Set down every entry again word for word, please, but skip the pictures.

Excerpt from a dataset
╔══

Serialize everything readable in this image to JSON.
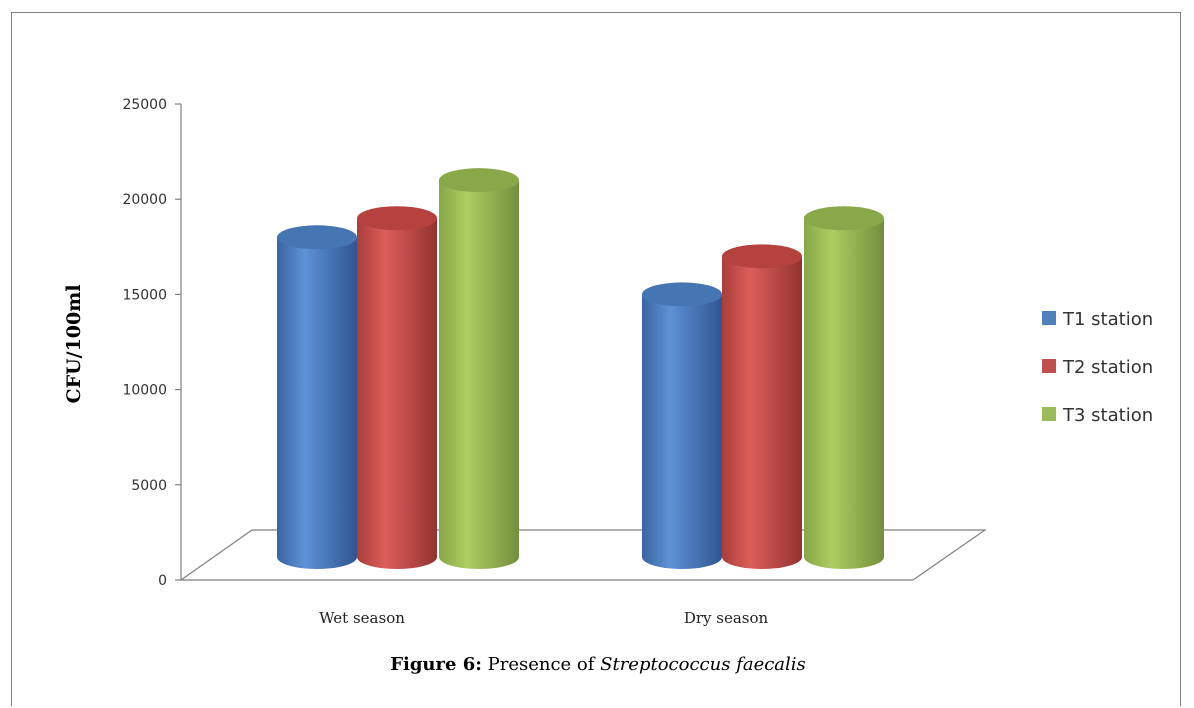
{
  "chart_data": {
    "type": "bar",
    "title": "",
    "caption": {
      "label": "Figure 6:",
      "text": " Presence of ",
      "species": "Streptococcus faecalis"
    },
    "ylabel": "CFU/100ml",
    "xlabel": "",
    "ylim": [
      0,
      25000
    ],
    "yticks": [
      0,
      5000,
      10000,
      15000,
      20000,
      25000
    ],
    "categories": [
      "Wet season",
      "Dry season"
    ],
    "series": [
      {
        "name": "T1 station",
        "values": [
          18000,
          15000
        ],
        "color": "#4f81bd"
      },
      {
        "name": "T2 station",
        "values": [
          19000,
          17000
        ],
        "color": "#c0504d"
      },
      {
        "name": "T3 station",
        "values": [
          21000,
          19000
        ],
        "color": "#9bbb59"
      }
    ],
    "legend_position": "right",
    "grid": false,
    "style": "3d-cylinder"
  }
}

╚══

Output of the exercise
Serialize everything readable in this image to JSON.
{
  "chart_data": {
    "type": "bar",
    "title": "",
    "caption": {
      "label": "Figure 6:",
      "text": " Presence of ",
      "species": "Streptococcus faecalis"
    },
    "ylabel": "CFU/100ml",
    "xlabel": "",
    "ylim": [
      0,
      25000
    ],
    "yticks": [
      0,
      5000,
      10000,
      15000,
      20000,
      25000
    ],
    "categories": [
      "Wet season",
      "Dry season"
    ],
    "series": [
      {
        "name": "T1 station",
        "values": [
          18000,
          15000
        ],
        "color": "#4f81bd"
      },
      {
        "name": "T2 station",
        "values": [
          19000,
          17000
        ],
        "color": "#c0504d"
      },
      {
        "name": "T3 station",
        "values": [
          21000,
          19000
        ],
        "color": "#9bbb59"
      }
    ],
    "legend_position": "right",
    "grid": false,
    "style": "3d-cylinder"
  }
}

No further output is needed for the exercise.